**EXERCISE DETAILS**
Print, exactly and completely, every entry in the data.

**STORED RECORDS**
_ _ _ _ _
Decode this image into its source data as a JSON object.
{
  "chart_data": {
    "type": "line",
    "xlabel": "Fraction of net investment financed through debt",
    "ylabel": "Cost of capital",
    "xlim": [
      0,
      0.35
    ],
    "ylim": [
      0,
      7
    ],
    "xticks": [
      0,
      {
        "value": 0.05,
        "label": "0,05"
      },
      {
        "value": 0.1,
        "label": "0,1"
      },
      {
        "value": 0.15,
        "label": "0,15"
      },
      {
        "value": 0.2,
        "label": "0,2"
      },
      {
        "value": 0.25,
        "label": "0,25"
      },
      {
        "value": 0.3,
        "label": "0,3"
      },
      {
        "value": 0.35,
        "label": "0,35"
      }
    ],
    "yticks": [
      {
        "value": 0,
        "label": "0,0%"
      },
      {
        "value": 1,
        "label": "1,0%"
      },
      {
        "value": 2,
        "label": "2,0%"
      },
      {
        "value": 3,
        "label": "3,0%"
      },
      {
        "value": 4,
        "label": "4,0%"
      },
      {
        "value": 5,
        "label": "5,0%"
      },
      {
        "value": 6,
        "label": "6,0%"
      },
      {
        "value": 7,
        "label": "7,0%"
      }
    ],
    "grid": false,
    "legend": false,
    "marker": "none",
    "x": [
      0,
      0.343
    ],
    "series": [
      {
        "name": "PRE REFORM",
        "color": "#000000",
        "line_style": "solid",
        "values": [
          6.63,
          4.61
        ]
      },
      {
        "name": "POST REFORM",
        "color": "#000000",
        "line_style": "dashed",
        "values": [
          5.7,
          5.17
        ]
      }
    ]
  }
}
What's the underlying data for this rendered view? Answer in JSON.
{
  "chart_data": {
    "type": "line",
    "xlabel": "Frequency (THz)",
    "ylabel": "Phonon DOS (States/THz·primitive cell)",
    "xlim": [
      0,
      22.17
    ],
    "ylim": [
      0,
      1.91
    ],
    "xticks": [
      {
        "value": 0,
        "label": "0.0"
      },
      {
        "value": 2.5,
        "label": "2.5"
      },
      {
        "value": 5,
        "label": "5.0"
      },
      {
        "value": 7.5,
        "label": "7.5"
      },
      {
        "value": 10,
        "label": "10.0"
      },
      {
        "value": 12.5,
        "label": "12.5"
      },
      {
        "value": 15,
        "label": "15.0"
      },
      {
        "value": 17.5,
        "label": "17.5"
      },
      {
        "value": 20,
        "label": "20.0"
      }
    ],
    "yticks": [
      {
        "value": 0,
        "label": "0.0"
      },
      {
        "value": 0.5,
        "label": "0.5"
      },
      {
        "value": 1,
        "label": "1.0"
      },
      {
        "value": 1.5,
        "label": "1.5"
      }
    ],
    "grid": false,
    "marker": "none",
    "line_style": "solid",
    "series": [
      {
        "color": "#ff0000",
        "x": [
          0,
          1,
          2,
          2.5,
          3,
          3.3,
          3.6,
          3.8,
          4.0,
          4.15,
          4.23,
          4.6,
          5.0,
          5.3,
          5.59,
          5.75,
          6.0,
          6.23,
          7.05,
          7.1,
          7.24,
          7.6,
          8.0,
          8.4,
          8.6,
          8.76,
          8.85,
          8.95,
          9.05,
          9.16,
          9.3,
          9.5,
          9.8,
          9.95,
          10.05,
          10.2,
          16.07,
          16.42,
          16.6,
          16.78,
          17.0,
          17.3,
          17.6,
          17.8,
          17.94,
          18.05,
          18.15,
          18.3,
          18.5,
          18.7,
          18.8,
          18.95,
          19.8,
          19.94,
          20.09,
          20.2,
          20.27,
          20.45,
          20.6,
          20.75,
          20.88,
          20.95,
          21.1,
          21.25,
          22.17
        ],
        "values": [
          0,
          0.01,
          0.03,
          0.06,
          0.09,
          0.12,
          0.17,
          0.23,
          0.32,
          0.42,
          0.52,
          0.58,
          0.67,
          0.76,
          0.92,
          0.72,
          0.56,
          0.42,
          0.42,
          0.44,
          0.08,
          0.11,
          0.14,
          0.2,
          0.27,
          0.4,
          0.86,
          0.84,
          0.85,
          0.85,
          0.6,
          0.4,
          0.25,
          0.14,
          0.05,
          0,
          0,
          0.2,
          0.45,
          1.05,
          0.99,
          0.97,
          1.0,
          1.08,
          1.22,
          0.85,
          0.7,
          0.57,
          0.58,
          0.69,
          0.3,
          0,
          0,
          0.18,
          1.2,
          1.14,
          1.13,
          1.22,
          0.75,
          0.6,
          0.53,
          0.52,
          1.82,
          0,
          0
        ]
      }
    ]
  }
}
_ _ _ _ _
**EXERCISE OUTPUT**
Decode this image into its source data as a JSON object.
{
  "chart_data": {
    "type": "line",
    "xlabel": "Fraction of net investment financed through debt",
    "ylabel": "Cost of capital",
    "xlim": [
      0,
      0.35
    ],
    "ylim": [
      0,
      7
    ],
    "xticks": [
      0,
      {
        "value": 0.05,
        "label": "0,05"
      },
      {
        "value": 0.1,
        "label": "0,1"
      },
      {
        "value": 0.15,
        "label": "0,15"
      },
      {
        "value": 0.2,
        "label": "0,2"
      },
      {
        "value": 0.25,
        "label": "0,25"
      },
      {
        "value": 0.3,
        "label": "0,3"
      },
      {
        "value": 0.35,
        "label": "0,35"
      }
    ],
    "yticks": [
      {
        "value": 0,
        "label": "0,0%"
      },
      {
        "value": 1,
        "label": "1,0%"
      },
      {
        "value": 2,
        "label": "2,0%"
      },
      {
        "value": 3,
        "label": "3,0%"
      },
      {
        "value": 4,
        "label": "4,0%"
      },
      {
        "value": 5,
        "label": "5,0%"
      },
      {
        "value": 6,
        "label": "6,0%"
      },
      {
        "value": 7,
        "label": "7,0%"
      }
    ],
    "grid": false,
    "legend": false,
    "marker": "none",
    "x": [
      0,
      0.343
    ],
    "series": [
      {
        "name": "PRE REFORM",
        "color": "#000000",
        "line_style": "solid",
        "values": [
          6.63,
          4.61
        ]
      },
      {
        "name": "POST REFORM",
        "color": "#000000",
        "line_style": "dashed",
        "values": [
          5.7,
          5.17
        ]
      }
    ]
  }
}
What's the underlying data for this rendered view? Answer in JSON.
{
  "chart_data": {
    "type": "line",
    "xlabel": "Frequency (THz)",
    "ylabel": "Phonon DOS (States/THz·primitive cell)",
    "xlim": [
      0,
      22.17
    ],
    "ylim": [
      0,
      1.91
    ],
    "xticks": [
      {
        "value": 0,
        "label": "0.0"
      },
      {
        "value": 2.5,
        "label": "2.5"
      },
      {
        "value": 5,
        "label": "5.0"
      },
      {
        "value": 7.5,
        "label": "7.5"
      },
      {
        "value": 10,
        "label": "10.0"
      },
      {
        "value": 12.5,
        "label": "12.5"
      },
      {
        "value": 15,
        "label": "15.0"
      },
      {
        "value": 17.5,
        "label": "17.5"
      },
      {
        "value": 20,
        "label": "20.0"
      }
    ],
    "yticks": [
      {
        "value": 0,
        "label": "0.0"
      },
      {
        "value": 0.5,
        "label": "0.5"
      },
      {
        "value": 1,
        "label": "1.0"
      },
      {
        "value": 1.5,
        "label": "1.5"
      }
    ],
    "grid": false,
    "marker": "none",
    "line_style": "solid",
    "series": [
      {
        "color": "#ff0000",
        "x": [
          0,
          1,
          2,
          2.5,
          3,
          3.3,
          3.6,
          3.8,
          4.0,
          4.15,
          4.23,
          4.6,
          5.0,
          5.3,
          5.59,
          5.75,
          6.0,
          6.23,
          7.05,
          7.1,
          7.24,
          7.6,
          8.0,
          8.4,
          8.6,
          8.76,
          8.85,
          8.95,
          9.05,
          9.16,
          9.3,
          9.5,
          9.8,
          9.95,
          10.05,
          10.2,
          16.07,
          16.42,
          16.6,
          16.78,
          17.0,
          17.3,
          17.6,
          17.8,
          17.94,
          18.05,
          18.15,
          18.3,
          18.5,
          18.7,
          18.8,
          18.95,
          19.8,
          19.94,
          20.09,
          20.2,
          20.27,
          20.45,
          20.6,
          20.75,
          20.88,
          20.95,
          21.1,
          21.25,
          22.17
        ],
        "values": [
          0,
          0.01,
          0.03,
          0.06,
          0.09,
          0.12,
          0.17,
          0.23,
          0.32,
          0.42,
          0.52,
          0.58,
          0.67,
          0.76,
          0.92,
          0.72,
          0.56,
          0.42,
          0.42,
          0.44,
          0.08,
          0.11,
          0.14,
          0.2,
          0.27,
          0.4,
          0.86,
          0.84,
          0.85,
          0.85,
          0.6,
          0.4,
          0.25,
          0.14,
          0.05,
          0,
          0,
          0.2,
          0.45,
          1.05,
          0.99,
          0.97,
          1.0,
          1.08,
          1.22,
          0.85,
          0.7,
          0.57,
          0.58,
          0.69,
          0.3,
          0,
          0,
          0.18,
          1.2,
          1.14,
          1.13,
          1.22,
          0.75,
          0.6,
          0.53,
          0.52,
          1.82,
          0,
          0
        ]
      }
    ]
  }
}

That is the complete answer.